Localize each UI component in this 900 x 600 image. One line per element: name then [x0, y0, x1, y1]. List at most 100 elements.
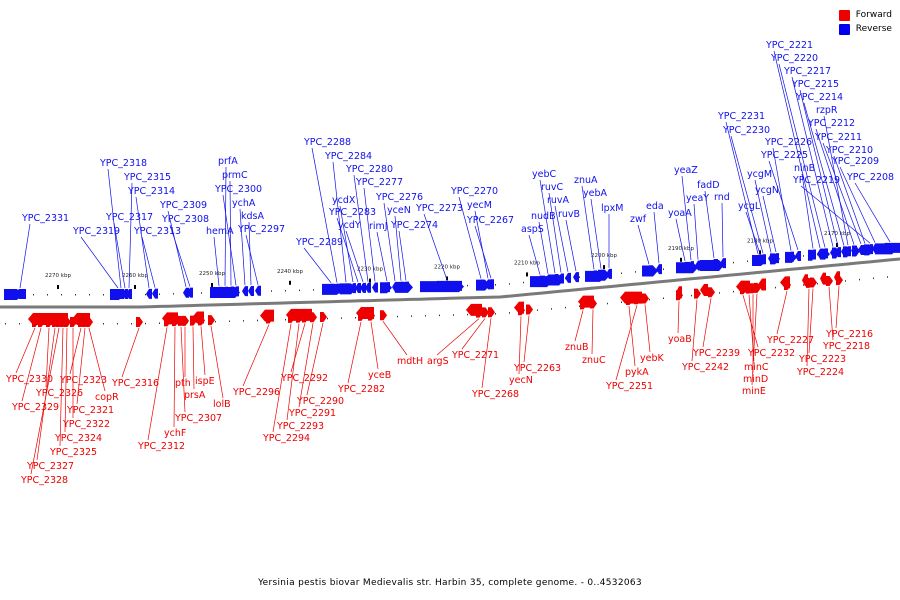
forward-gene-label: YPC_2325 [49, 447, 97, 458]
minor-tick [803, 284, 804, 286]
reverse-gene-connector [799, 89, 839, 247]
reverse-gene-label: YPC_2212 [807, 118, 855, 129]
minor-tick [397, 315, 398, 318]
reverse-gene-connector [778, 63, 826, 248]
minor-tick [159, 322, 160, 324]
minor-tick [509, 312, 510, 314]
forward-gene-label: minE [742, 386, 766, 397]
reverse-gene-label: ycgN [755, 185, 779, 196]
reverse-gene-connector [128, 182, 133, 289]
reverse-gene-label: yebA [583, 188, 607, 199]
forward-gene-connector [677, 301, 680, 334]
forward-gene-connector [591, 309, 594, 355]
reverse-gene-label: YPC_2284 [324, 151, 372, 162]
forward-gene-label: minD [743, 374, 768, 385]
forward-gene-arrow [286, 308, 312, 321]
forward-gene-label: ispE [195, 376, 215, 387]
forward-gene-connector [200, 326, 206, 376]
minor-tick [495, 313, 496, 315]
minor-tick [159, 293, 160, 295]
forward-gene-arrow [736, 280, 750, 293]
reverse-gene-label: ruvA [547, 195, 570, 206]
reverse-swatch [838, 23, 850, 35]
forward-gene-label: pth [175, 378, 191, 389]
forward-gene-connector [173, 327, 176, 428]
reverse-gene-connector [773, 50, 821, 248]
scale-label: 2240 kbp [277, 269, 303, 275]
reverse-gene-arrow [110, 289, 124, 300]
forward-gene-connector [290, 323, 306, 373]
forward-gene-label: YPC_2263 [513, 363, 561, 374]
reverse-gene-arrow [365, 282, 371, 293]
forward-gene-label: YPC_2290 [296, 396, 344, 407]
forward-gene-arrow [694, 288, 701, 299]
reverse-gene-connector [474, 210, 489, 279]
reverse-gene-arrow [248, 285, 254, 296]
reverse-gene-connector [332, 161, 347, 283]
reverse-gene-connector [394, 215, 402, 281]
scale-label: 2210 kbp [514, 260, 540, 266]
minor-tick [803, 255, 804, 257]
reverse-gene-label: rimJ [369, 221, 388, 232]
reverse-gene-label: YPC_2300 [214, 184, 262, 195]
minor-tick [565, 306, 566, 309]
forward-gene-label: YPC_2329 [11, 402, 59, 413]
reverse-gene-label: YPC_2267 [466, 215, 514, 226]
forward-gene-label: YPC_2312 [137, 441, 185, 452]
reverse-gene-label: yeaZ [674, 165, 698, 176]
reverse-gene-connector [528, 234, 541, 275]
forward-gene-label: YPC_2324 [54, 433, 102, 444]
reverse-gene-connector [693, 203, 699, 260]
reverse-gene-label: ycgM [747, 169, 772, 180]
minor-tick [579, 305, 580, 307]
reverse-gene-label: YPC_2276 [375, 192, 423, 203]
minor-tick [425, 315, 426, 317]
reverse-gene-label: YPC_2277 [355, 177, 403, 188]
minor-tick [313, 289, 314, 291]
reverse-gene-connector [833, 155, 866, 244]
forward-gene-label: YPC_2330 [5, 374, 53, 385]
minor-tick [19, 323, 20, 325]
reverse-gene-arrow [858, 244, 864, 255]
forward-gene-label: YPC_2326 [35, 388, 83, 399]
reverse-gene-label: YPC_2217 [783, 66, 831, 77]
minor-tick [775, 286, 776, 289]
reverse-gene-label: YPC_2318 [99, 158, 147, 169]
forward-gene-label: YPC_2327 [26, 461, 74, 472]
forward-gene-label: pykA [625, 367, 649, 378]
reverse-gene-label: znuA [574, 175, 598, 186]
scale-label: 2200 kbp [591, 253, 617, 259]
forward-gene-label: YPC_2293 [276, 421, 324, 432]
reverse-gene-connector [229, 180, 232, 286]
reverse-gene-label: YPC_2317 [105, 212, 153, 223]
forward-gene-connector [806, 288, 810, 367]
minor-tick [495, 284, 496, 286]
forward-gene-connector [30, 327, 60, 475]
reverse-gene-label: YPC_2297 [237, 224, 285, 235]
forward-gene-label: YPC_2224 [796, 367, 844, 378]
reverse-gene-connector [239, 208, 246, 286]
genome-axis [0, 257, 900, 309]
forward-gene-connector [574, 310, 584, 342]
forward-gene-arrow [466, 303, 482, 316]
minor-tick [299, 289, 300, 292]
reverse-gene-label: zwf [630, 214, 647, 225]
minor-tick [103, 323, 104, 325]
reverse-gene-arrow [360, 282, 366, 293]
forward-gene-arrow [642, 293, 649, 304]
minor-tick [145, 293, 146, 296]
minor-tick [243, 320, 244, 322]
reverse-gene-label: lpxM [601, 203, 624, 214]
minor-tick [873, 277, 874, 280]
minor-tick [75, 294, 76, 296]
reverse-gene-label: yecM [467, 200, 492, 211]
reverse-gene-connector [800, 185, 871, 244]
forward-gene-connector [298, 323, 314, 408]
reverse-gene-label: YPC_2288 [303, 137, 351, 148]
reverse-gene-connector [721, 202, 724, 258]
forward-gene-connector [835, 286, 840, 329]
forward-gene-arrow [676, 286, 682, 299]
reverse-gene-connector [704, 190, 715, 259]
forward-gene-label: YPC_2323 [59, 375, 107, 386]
|---|
Exercise prompt – Scan the listing for the string "scale" and copy every line that carries it.

Output for this task –
scale-label: 2240 kbp [277, 269, 303, 275]
scale-label: 2210 kbp [514, 260, 540, 266]
scale-label: 2200 kbp [591, 253, 617, 259]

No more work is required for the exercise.